> [Written exercise]:
Copy out each line of the data holding "Your".

> [Material for this task]:
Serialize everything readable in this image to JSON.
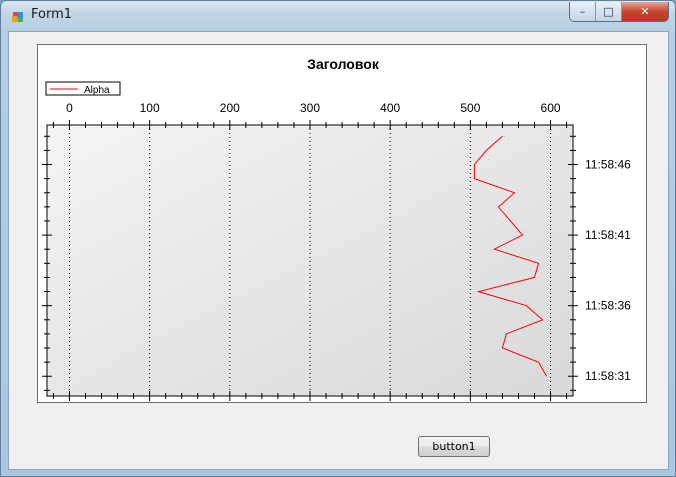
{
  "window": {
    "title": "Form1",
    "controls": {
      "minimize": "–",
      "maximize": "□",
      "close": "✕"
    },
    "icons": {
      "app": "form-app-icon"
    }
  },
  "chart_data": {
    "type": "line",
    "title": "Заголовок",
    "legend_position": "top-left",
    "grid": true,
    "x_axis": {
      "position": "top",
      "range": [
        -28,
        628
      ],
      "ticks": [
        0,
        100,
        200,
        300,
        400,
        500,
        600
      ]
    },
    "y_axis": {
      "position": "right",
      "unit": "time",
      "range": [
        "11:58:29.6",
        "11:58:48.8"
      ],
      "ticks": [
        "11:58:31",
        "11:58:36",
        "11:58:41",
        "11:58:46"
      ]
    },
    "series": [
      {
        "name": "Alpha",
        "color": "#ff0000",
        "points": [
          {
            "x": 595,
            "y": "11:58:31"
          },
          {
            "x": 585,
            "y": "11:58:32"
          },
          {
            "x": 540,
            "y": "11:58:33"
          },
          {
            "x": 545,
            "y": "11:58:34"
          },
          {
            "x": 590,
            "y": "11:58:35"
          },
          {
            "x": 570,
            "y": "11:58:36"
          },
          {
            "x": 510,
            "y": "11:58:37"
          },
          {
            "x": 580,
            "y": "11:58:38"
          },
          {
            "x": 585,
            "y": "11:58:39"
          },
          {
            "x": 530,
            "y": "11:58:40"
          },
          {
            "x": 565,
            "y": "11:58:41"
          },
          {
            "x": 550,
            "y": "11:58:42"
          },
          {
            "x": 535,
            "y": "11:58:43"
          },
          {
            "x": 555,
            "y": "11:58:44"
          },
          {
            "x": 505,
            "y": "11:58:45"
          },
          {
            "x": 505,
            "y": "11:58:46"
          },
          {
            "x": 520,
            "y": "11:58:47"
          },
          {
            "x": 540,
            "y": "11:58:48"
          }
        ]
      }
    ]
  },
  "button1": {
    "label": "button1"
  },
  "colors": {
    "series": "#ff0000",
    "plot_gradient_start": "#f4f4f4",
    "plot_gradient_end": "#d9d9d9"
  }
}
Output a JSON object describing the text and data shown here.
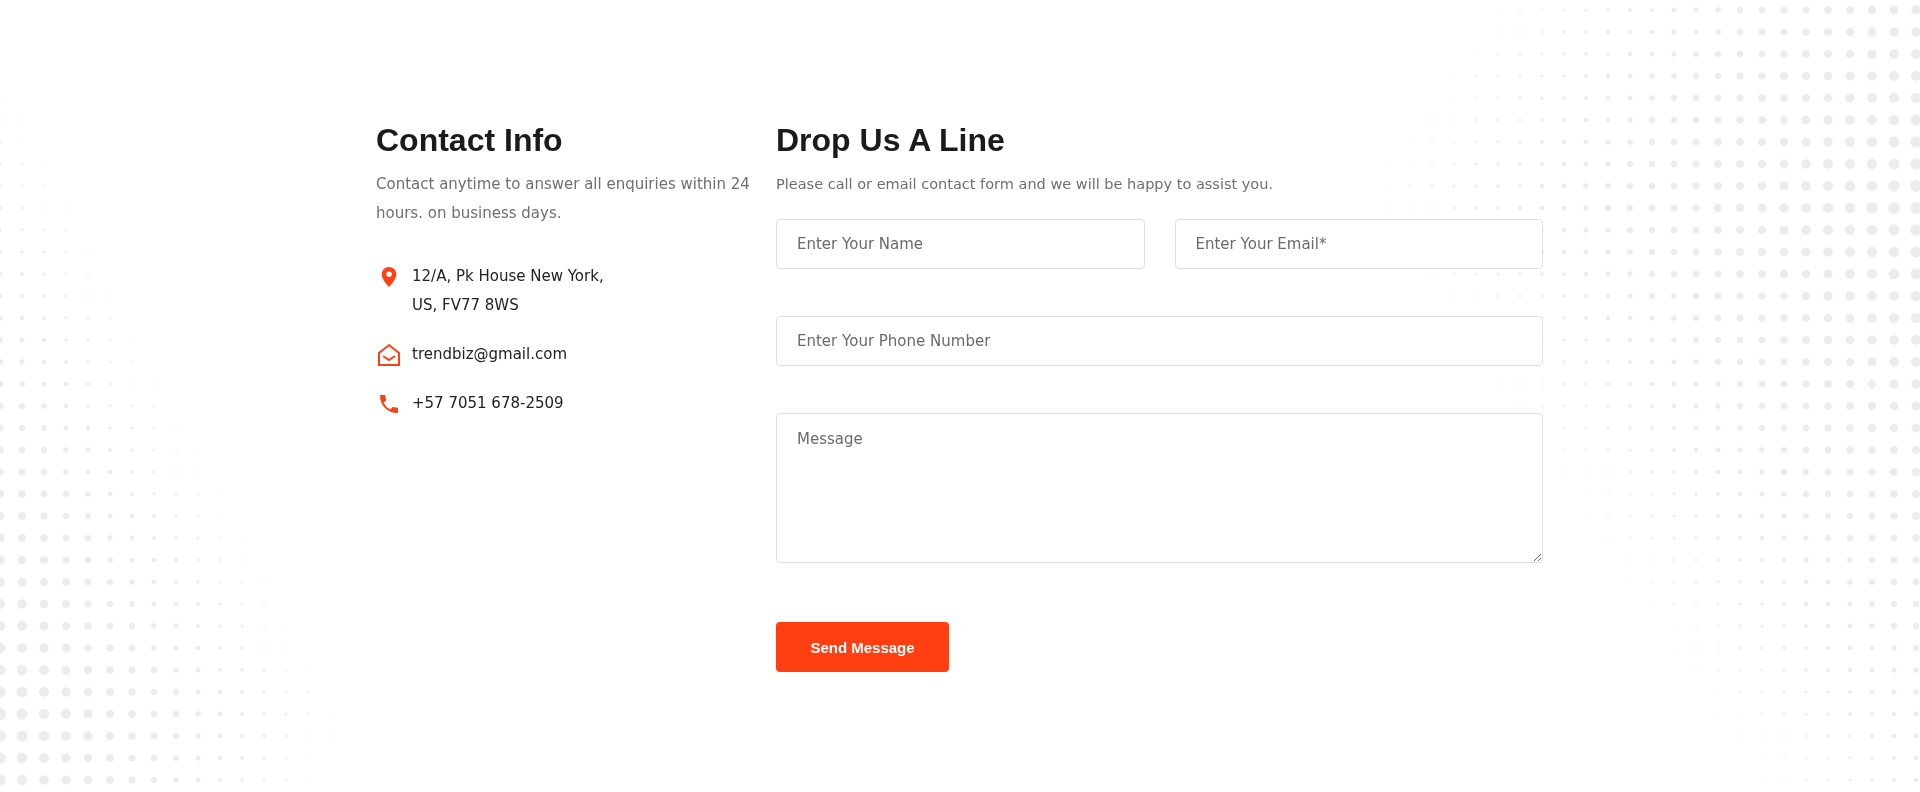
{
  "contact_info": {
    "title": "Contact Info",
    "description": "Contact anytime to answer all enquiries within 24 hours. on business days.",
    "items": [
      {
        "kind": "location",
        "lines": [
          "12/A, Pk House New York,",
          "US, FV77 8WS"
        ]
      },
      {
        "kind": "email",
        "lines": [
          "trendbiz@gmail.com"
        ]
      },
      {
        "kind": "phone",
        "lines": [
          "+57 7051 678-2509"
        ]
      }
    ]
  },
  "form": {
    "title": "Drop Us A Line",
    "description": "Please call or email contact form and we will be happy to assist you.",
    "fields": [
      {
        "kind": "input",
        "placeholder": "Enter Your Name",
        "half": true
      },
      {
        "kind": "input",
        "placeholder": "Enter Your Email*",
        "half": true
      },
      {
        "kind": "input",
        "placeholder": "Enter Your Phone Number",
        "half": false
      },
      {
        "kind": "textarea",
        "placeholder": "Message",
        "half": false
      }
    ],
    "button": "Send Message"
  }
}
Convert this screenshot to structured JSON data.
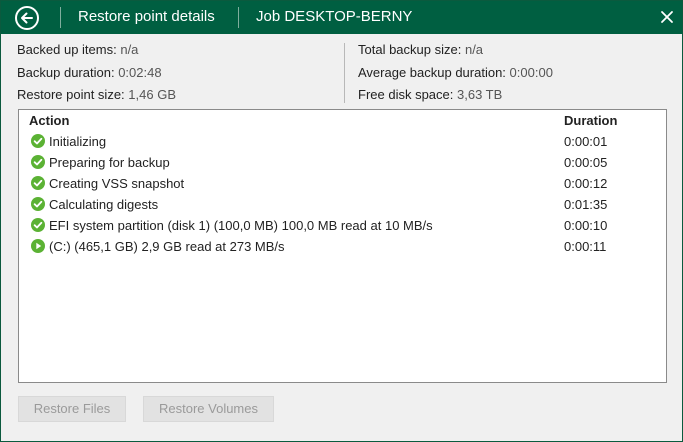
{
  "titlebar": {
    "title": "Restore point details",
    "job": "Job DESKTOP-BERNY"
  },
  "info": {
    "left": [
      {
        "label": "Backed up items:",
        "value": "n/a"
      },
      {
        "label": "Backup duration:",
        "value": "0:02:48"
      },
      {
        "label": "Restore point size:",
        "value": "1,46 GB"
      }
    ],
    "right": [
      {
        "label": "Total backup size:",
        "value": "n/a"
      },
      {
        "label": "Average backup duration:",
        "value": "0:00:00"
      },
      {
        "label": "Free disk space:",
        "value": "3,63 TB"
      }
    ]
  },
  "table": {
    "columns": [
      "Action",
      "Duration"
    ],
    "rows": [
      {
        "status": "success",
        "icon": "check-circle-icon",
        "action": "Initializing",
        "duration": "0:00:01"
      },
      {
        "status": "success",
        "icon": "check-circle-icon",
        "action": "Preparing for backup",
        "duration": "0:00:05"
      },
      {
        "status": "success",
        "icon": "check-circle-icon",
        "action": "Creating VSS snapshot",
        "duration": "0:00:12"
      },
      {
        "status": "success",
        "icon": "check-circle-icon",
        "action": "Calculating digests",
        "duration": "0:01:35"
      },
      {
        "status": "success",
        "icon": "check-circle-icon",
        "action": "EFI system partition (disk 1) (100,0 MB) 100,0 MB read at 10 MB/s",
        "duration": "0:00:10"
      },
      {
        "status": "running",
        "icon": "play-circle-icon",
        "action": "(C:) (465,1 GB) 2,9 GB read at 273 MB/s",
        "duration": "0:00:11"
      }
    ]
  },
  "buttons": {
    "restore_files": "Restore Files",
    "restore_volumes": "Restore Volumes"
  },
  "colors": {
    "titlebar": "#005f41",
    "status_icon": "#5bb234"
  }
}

> [Response]:
        "placeholder": "Enter Your Name",
        "placeholder": "Enter Your Email*",
        "placeholder": "Enter Your Phone Number",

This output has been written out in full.